Task description ::
Write out each line that follows exactly as it stands, without the pictures.

--- start of Material shown ---

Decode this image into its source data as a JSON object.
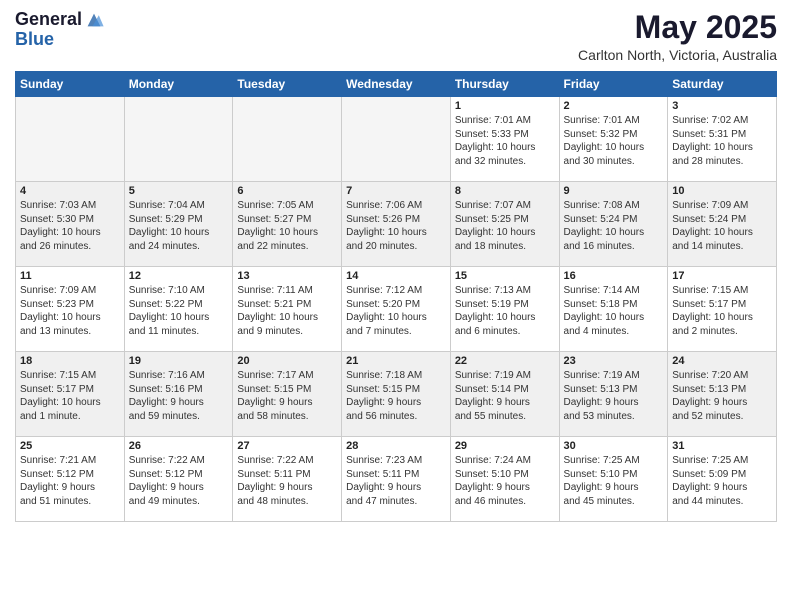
{
  "header": {
    "logo_general": "General",
    "logo_blue": "Blue",
    "month_title": "May 2025",
    "location": "Carlton North, Victoria, Australia"
  },
  "weekdays": [
    "Sunday",
    "Monday",
    "Tuesday",
    "Wednesday",
    "Thursday",
    "Friday",
    "Saturday"
  ],
  "weeks": [
    [
      {
        "day": "",
        "empty": true
      },
      {
        "day": "",
        "empty": true
      },
      {
        "day": "",
        "empty": true
      },
      {
        "day": "",
        "empty": true
      },
      {
        "day": "1",
        "lines": [
          "Sunrise: 7:01 AM",
          "Sunset: 5:33 PM",
          "Daylight: 10 hours",
          "and 32 minutes."
        ]
      },
      {
        "day": "2",
        "lines": [
          "Sunrise: 7:01 AM",
          "Sunset: 5:32 PM",
          "Daylight: 10 hours",
          "and 30 minutes."
        ]
      },
      {
        "day": "3",
        "lines": [
          "Sunrise: 7:02 AM",
          "Sunset: 5:31 PM",
          "Daylight: 10 hours",
          "and 28 minutes."
        ]
      }
    ],
    [
      {
        "day": "4",
        "lines": [
          "Sunrise: 7:03 AM",
          "Sunset: 5:30 PM",
          "Daylight: 10 hours",
          "and 26 minutes."
        ]
      },
      {
        "day": "5",
        "lines": [
          "Sunrise: 7:04 AM",
          "Sunset: 5:29 PM",
          "Daylight: 10 hours",
          "and 24 minutes."
        ]
      },
      {
        "day": "6",
        "lines": [
          "Sunrise: 7:05 AM",
          "Sunset: 5:27 PM",
          "Daylight: 10 hours",
          "and 22 minutes."
        ]
      },
      {
        "day": "7",
        "lines": [
          "Sunrise: 7:06 AM",
          "Sunset: 5:26 PM",
          "Daylight: 10 hours",
          "and 20 minutes."
        ]
      },
      {
        "day": "8",
        "lines": [
          "Sunrise: 7:07 AM",
          "Sunset: 5:25 PM",
          "Daylight: 10 hours",
          "and 18 minutes."
        ]
      },
      {
        "day": "9",
        "lines": [
          "Sunrise: 7:08 AM",
          "Sunset: 5:24 PM",
          "Daylight: 10 hours",
          "and 16 minutes."
        ]
      },
      {
        "day": "10",
        "lines": [
          "Sunrise: 7:09 AM",
          "Sunset: 5:24 PM",
          "Daylight: 10 hours",
          "and 14 minutes."
        ]
      }
    ],
    [
      {
        "day": "11",
        "lines": [
          "Sunrise: 7:09 AM",
          "Sunset: 5:23 PM",
          "Daylight: 10 hours",
          "and 13 minutes."
        ]
      },
      {
        "day": "12",
        "lines": [
          "Sunrise: 7:10 AM",
          "Sunset: 5:22 PM",
          "Daylight: 10 hours",
          "and 11 minutes."
        ]
      },
      {
        "day": "13",
        "lines": [
          "Sunrise: 7:11 AM",
          "Sunset: 5:21 PM",
          "Daylight: 10 hours",
          "and 9 minutes."
        ]
      },
      {
        "day": "14",
        "lines": [
          "Sunrise: 7:12 AM",
          "Sunset: 5:20 PM",
          "Daylight: 10 hours",
          "and 7 minutes."
        ]
      },
      {
        "day": "15",
        "lines": [
          "Sunrise: 7:13 AM",
          "Sunset: 5:19 PM",
          "Daylight: 10 hours",
          "and 6 minutes."
        ]
      },
      {
        "day": "16",
        "lines": [
          "Sunrise: 7:14 AM",
          "Sunset: 5:18 PM",
          "Daylight: 10 hours",
          "and 4 minutes."
        ]
      },
      {
        "day": "17",
        "lines": [
          "Sunrise: 7:15 AM",
          "Sunset: 5:17 PM",
          "Daylight: 10 hours",
          "and 2 minutes."
        ]
      }
    ],
    [
      {
        "day": "18",
        "lines": [
          "Sunrise: 7:15 AM",
          "Sunset: 5:17 PM",
          "Daylight: 10 hours",
          "and 1 minute."
        ]
      },
      {
        "day": "19",
        "lines": [
          "Sunrise: 7:16 AM",
          "Sunset: 5:16 PM",
          "Daylight: 9 hours",
          "and 59 minutes."
        ]
      },
      {
        "day": "20",
        "lines": [
          "Sunrise: 7:17 AM",
          "Sunset: 5:15 PM",
          "Daylight: 9 hours",
          "and 58 minutes."
        ]
      },
      {
        "day": "21",
        "lines": [
          "Sunrise: 7:18 AM",
          "Sunset: 5:15 PM",
          "Daylight: 9 hours",
          "and 56 minutes."
        ]
      },
      {
        "day": "22",
        "lines": [
          "Sunrise: 7:19 AM",
          "Sunset: 5:14 PM",
          "Daylight: 9 hours",
          "and 55 minutes."
        ]
      },
      {
        "day": "23",
        "lines": [
          "Sunrise: 7:19 AM",
          "Sunset: 5:13 PM",
          "Daylight: 9 hours",
          "and 53 minutes."
        ]
      },
      {
        "day": "24",
        "lines": [
          "Sunrise: 7:20 AM",
          "Sunset: 5:13 PM",
          "Daylight: 9 hours",
          "and 52 minutes."
        ]
      }
    ],
    [
      {
        "day": "25",
        "lines": [
          "Sunrise: 7:21 AM",
          "Sunset: 5:12 PM",
          "Daylight: 9 hours",
          "and 51 minutes."
        ]
      },
      {
        "day": "26",
        "lines": [
          "Sunrise: 7:22 AM",
          "Sunset: 5:12 PM",
          "Daylight: 9 hours",
          "and 49 minutes."
        ]
      },
      {
        "day": "27",
        "lines": [
          "Sunrise: 7:22 AM",
          "Sunset: 5:11 PM",
          "Daylight: 9 hours",
          "and 48 minutes."
        ]
      },
      {
        "day": "28",
        "lines": [
          "Sunrise: 7:23 AM",
          "Sunset: 5:11 PM",
          "Daylight: 9 hours",
          "and 47 minutes."
        ]
      },
      {
        "day": "29",
        "lines": [
          "Sunrise: 7:24 AM",
          "Sunset: 5:10 PM",
          "Daylight: 9 hours",
          "and 46 minutes."
        ]
      },
      {
        "day": "30",
        "lines": [
          "Sunrise: 7:25 AM",
          "Sunset: 5:10 PM",
          "Daylight: 9 hours",
          "and 45 minutes."
        ]
      },
      {
        "day": "31",
        "lines": [
          "Sunrise: 7:25 AM",
          "Sunset: 5:09 PM",
          "Daylight: 9 hours",
          "and 44 minutes."
        ]
      }
    ]
  ]
}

--- end of Material shown ---

Answer ::
Decode this image into its source data as a JSON object.
{
  "header": {
    "logo_general": "General",
    "logo_blue": "Blue",
    "month_title": "May 2025",
    "location": "Carlton North, Victoria, Australia"
  },
  "weekdays": [
    "Sunday",
    "Monday",
    "Tuesday",
    "Wednesday",
    "Thursday",
    "Friday",
    "Saturday"
  ],
  "weeks": [
    [
      {
        "day": "",
        "empty": true
      },
      {
        "day": "",
        "empty": true
      },
      {
        "day": "",
        "empty": true
      },
      {
        "day": "",
        "empty": true
      },
      {
        "day": "1",
        "lines": [
          "Sunrise: 7:01 AM",
          "Sunset: 5:33 PM",
          "Daylight: 10 hours",
          "and 32 minutes."
        ]
      },
      {
        "day": "2",
        "lines": [
          "Sunrise: 7:01 AM",
          "Sunset: 5:32 PM",
          "Daylight: 10 hours",
          "and 30 minutes."
        ]
      },
      {
        "day": "3",
        "lines": [
          "Sunrise: 7:02 AM",
          "Sunset: 5:31 PM",
          "Daylight: 10 hours",
          "and 28 minutes."
        ]
      }
    ],
    [
      {
        "day": "4",
        "lines": [
          "Sunrise: 7:03 AM",
          "Sunset: 5:30 PM",
          "Daylight: 10 hours",
          "and 26 minutes."
        ]
      },
      {
        "day": "5",
        "lines": [
          "Sunrise: 7:04 AM",
          "Sunset: 5:29 PM",
          "Daylight: 10 hours",
          "and 24 minutes."
        ]
      },
      {
        "day": "6",
        "lines": [
          "Sunrise: 7:05 AM",
          "Sunset: 5:27 PM",
          "Daylight: 10 hours",
          "and 22 minutes."
        ]
      },
      {
        "day": "7",
        "lines": [
          "Sunrise: 7:06 AM",
          "Sunset: 5:26 PM",
          "Daylight: 10 hours",
          "and 20 minutes."
        ]
      },
      {
        "day": "8",
        "lines": [
          "Sunrise: 7:07 AM",
          "Sunset: 5:25 PM",
          "Daylight: 10 hours",
          "and 18 minutes."
        ]
      },
      {
        "day": "9",
        "lines": [
          "Sunrise: 7:08 AM",
          "Sunset: 5:24 PM",
          "Daylight: 10 hours",
          "and 16 minutes."
        ]
      },
      {
        "day": "10",
        "lines": [
          "Sunrise: 7:09 AM",
          "Sunset: 5:24 PM",
          "Daylight: 10 hours",
          "and 14 minutes."
        ]
      }
    ],
    [
      {
        "day": "11",
        "lines": [
          "Sunrise: 7:09 AM",
          "Sunset: 5:23 PM",
          "Daylight: 10 hours",
          "and 13 minutes."
        ]
      },
      {
        "day": "12",
        "lines": [
          "Sunrise: 7:10 AM",
          "Sunset: 5:22 PM",
          "Daylight: 10 hours",
          "and 11 minutes."
        ]
      },
      {
        "day": "13",
        "lines": [
          "Sunrise: 7:11 AM",
          "Sunset: 5:21 PM",
          "Daylight: 10 hours",
          "and 9 minutes."
        ]
      },
      {
        "day": "14",
        "lines": [
          "Sunrise: 7:12 AM",
          "Sunset: 5:20 PM",
          "Daylight: 10 hours",
          "and 7 minutes."
        ]
      },
      {
        "day": "15",
        "lines": [
          "Sunrise: 7:13 AM",
          "Sunset: 5:19 PM",
          "Daylight: 10 hours",
          "and 6 minutes."
        ]
      },
      {
        "day": "16",
        "lines": [
          "Sunrise: 7:14 AM",
          "Sunset: 5:18 PM",
          "Daylight: 10 hours",
          "and 4 minutes."
        ]
      },
      {
        "day": "17",
        "lines": [
          "Sunrise: 7:15 AM",
          "Sunset: 5:17 PM",
          "Daylight: 10 hours",
          "and 2 minutes."
        ]
      }
    ],
    [
      {
        "day": "18",
        "lines": [
          "Sunrise: 7:15 AM",
          "Sunset: 5:17 PM",
          "Daylight: 10 hours",
          "and 1 minute."
        ]
      },
      {
        "day": "19",
        "lines": [
          "Sunrise: 7:16 AM",
          "Sunset: 5:16 PM",
          "Daylight: 9 hours",
          "and 59 minutes."
        ]
      },
      {
        "day": "20",
        "lines": [
          "Sunrise: 7:17 AM",
          "Sunset: 5:15 PM",
          "Daylight: 9 hours",
          "and 58 minutes."
        ]
      },
      {
        "day": "21",
        "lines": [
          "Sunrise: 7:18 AM",
          "Sunset: 5:15 PM",
          "Daylight: 9 hours",
          "and 56 minutes."
        ]
      },
      {
        "day": "22",
        "lines": [
          "Sunrise: 7:19 AM",
          "Sunset: 5:14 PM",
          "Daylight: 9 hours",
          "and 55 minutes."
        ]
      },
      {
        "day": "23",
        "lines": [
          "Sunrise: 7:19 AM",
          "Sunset: 5:13 PM",
          "Daylight: 9 hours",
          "and 53 minutes."
        ]
      },
      {
        "day": "24",
        "lines": [
          "Sunrise: 7:20 AM",
          "Sunset: 5:13 PM",
          "Daylight: 9 hours",
          "and 52 minutes."
        ]
      }
    ],
    [
      {
        "day": "25",
        "lines": [
          "Sunrise: 7:21 AM",
          "Sunset: 5:12 PM",
          "Daylight: 9 hours",
          "and 51 minutes."
        ]
      },
      {
        "day": "26",
        "lines": [
          "Sunrise: 7:22 AM",
          "Sunset: 5:12 PM",
          "Daylight: 9 hours",
          "and 49 minutes."
        ]
      },
      {
        "day": "27",
        "lines": [
          "Sunrise: 7:22 AM",
          "Sunset: 5:11 PM",
          "Daylight: 9 hours",
          "and 48 minutes."
        ]
      },
      {
        "day": "28",
        "lines": [
          "Sunrise: 7:23 AM",
          "Sunset: 5:11 PM",
          "Daylight: 9 hours",
          "and 47 minutes."
        ]
      },
      {
        "day": "29",
        "lines": [
          "Sunrise: 7:24 AM",
          "Sunset: 5:10 PM",
          "Daylight: 9 hours",
          "and 46 minutes."
        ]
      },
      {
        "day": "30",
        "lines": [
          "Sunrise: 7:25 AM",
          "Sunset: 5:10 PM",
          "Daylight: 9 hours",
          "and 45 minutes."
        ]
      },
      {
        "day": "31",
        "lines": [
          "Sunrise: 7:25 AM",
          "Sunset: 5:09 PM",
          "Daylight: 9 hours",
          "and 44 minutes."
        ]
      }
    ]
  ]
}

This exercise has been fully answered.